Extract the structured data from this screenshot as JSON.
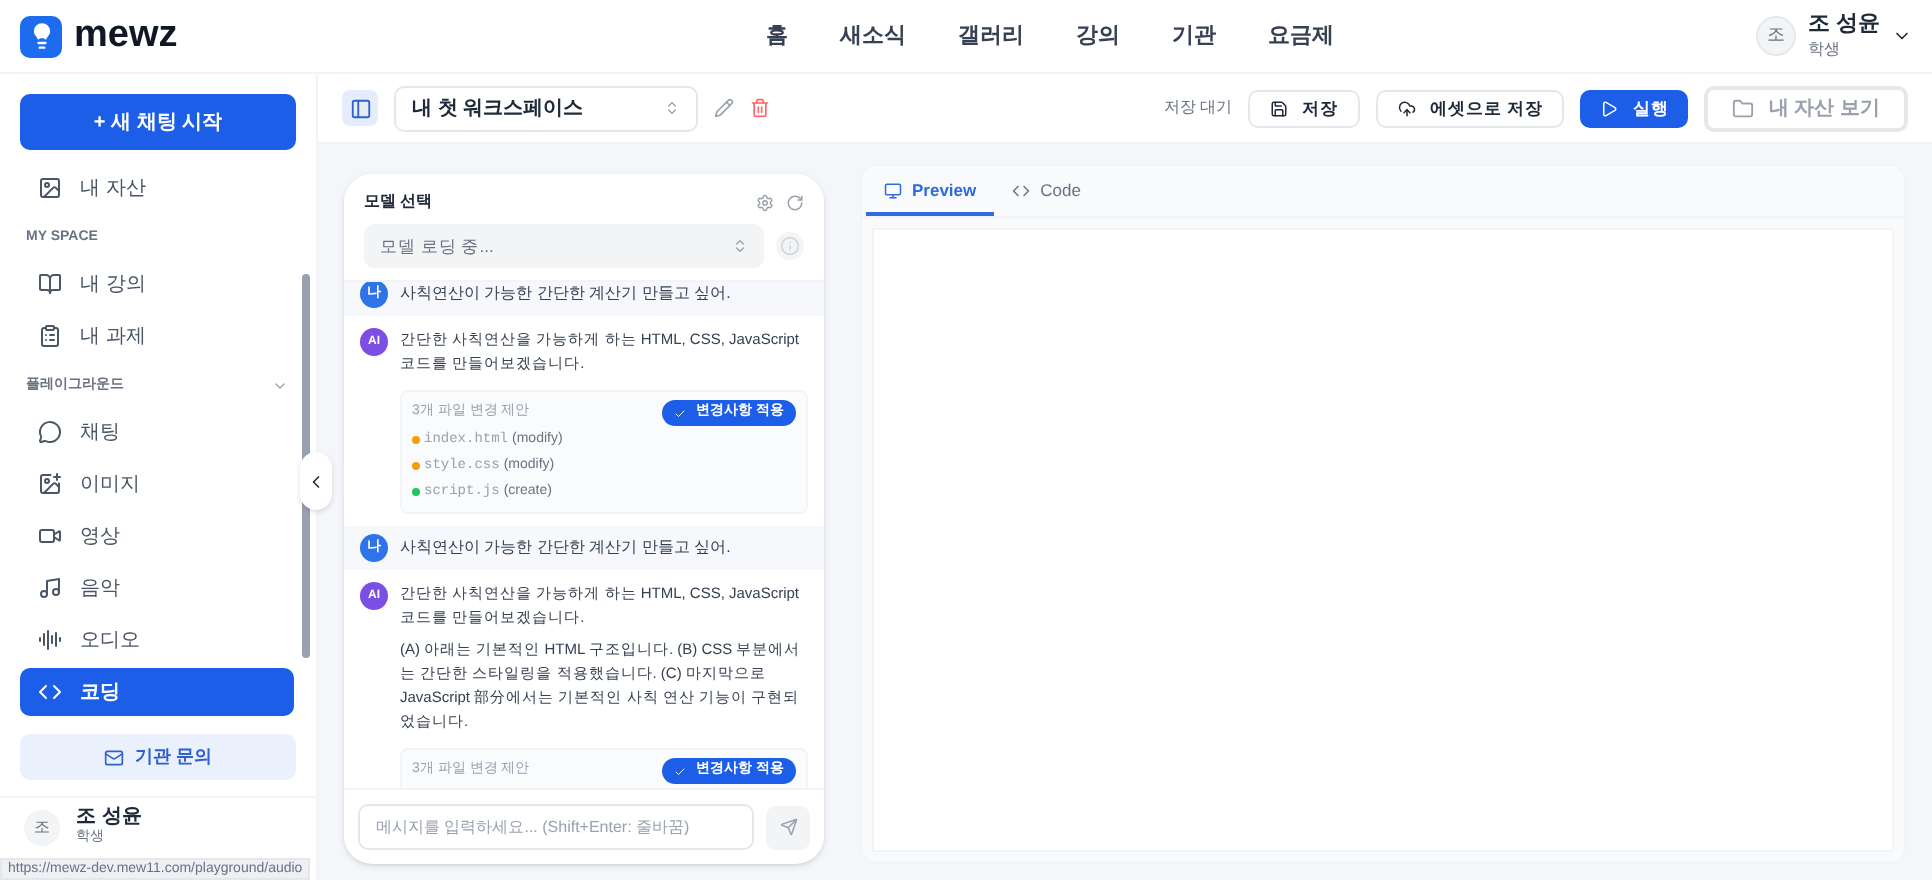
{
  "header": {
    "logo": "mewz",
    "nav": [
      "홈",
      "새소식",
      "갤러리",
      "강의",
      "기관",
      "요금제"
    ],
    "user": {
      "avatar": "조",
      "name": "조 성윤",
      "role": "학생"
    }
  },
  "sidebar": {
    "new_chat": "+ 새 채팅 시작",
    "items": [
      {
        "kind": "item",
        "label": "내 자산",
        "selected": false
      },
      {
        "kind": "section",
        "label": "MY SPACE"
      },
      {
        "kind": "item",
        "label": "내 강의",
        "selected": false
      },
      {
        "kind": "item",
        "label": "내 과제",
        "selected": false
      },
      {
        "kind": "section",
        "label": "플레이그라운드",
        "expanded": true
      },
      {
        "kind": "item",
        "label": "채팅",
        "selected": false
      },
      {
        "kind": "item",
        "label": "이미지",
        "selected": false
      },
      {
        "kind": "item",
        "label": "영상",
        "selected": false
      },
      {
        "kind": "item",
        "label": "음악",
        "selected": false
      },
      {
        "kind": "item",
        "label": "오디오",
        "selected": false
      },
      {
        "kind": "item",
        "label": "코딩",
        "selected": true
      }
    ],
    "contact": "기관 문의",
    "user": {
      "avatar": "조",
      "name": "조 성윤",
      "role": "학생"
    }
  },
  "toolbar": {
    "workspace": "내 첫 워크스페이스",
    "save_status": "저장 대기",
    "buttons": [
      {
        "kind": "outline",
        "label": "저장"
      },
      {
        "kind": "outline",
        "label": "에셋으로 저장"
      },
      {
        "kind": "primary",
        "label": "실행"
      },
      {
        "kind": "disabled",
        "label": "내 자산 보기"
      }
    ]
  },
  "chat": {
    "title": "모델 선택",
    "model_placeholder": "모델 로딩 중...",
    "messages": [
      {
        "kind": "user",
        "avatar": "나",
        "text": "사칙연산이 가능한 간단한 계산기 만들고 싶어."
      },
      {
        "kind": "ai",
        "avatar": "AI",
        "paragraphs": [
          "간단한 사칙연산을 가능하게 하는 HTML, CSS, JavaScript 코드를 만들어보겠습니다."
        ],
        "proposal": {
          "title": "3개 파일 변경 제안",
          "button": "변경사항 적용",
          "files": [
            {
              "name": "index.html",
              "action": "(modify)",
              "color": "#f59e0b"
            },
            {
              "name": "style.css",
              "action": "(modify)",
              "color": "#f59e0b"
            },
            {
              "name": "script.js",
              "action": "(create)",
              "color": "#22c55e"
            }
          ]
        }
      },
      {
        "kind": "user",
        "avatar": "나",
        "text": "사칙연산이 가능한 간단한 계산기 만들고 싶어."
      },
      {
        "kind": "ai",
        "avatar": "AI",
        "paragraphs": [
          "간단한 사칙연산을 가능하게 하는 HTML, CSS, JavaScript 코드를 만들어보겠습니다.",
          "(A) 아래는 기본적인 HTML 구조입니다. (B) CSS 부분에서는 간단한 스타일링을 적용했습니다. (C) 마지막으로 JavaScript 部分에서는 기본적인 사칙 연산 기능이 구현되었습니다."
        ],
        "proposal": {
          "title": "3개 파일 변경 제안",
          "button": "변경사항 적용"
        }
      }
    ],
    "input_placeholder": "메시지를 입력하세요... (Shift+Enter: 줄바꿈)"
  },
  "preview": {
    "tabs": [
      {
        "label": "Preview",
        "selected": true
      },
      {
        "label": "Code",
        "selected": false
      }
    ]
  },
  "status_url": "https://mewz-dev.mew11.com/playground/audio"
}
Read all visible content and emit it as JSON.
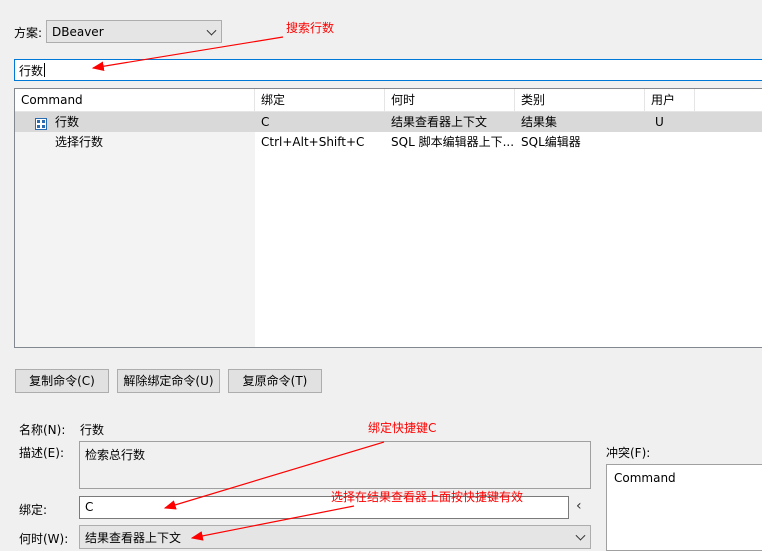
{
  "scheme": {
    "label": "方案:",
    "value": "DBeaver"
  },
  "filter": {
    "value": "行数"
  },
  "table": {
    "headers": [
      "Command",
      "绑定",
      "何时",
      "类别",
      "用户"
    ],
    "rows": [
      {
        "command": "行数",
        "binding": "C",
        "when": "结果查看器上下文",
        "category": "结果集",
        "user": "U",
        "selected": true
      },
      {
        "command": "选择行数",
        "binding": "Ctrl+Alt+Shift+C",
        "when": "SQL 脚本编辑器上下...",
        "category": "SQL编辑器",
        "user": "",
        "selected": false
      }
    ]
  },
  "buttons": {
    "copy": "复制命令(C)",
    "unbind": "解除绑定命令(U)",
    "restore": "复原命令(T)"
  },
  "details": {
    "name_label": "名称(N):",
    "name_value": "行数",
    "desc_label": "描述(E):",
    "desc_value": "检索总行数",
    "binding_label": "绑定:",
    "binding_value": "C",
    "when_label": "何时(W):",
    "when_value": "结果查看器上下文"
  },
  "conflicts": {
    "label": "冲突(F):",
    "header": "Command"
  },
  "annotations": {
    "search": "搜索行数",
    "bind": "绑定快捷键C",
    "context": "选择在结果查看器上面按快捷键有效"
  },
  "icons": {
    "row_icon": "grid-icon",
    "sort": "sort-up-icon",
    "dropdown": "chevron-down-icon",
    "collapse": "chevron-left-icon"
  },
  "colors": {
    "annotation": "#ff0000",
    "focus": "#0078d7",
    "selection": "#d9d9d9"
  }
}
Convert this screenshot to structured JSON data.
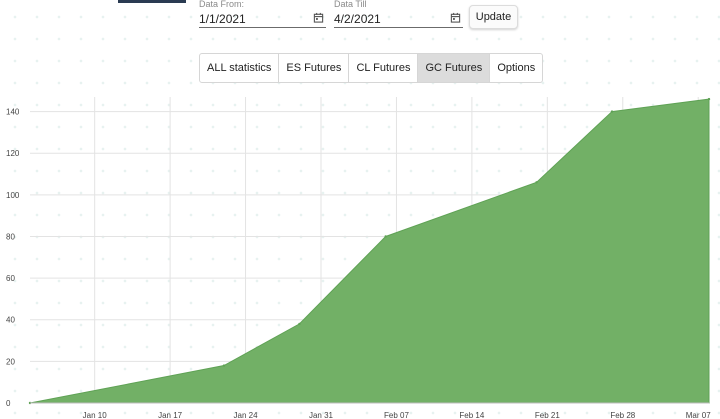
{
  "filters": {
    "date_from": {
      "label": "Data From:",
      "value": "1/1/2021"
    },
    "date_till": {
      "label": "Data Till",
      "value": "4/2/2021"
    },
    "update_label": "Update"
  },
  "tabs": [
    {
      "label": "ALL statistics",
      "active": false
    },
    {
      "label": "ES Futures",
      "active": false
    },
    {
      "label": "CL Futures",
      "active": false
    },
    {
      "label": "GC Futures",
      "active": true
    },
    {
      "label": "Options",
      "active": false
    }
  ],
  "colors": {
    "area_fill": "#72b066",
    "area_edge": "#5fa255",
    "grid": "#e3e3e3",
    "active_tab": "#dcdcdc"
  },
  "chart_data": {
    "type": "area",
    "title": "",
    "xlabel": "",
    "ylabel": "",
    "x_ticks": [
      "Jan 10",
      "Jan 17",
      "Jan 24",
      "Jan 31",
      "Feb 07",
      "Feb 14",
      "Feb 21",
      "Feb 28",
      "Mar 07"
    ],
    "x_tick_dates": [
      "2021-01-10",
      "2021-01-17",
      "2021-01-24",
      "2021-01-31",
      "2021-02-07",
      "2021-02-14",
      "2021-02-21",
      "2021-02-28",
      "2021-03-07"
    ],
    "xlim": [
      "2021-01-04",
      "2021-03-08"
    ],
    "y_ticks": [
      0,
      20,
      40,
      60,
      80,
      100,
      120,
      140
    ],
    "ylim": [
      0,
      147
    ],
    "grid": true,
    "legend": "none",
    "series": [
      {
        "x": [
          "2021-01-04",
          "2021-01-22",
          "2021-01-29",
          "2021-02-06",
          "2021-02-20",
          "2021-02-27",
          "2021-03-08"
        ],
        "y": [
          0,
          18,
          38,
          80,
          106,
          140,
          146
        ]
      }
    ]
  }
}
____________
Exercise prompt: Copy out every line from the data above that has "screenshot" in it.

Solution to this task:
Extract the structured data from this screenshot as JSON.
Convert this screenshot to structured JSON data.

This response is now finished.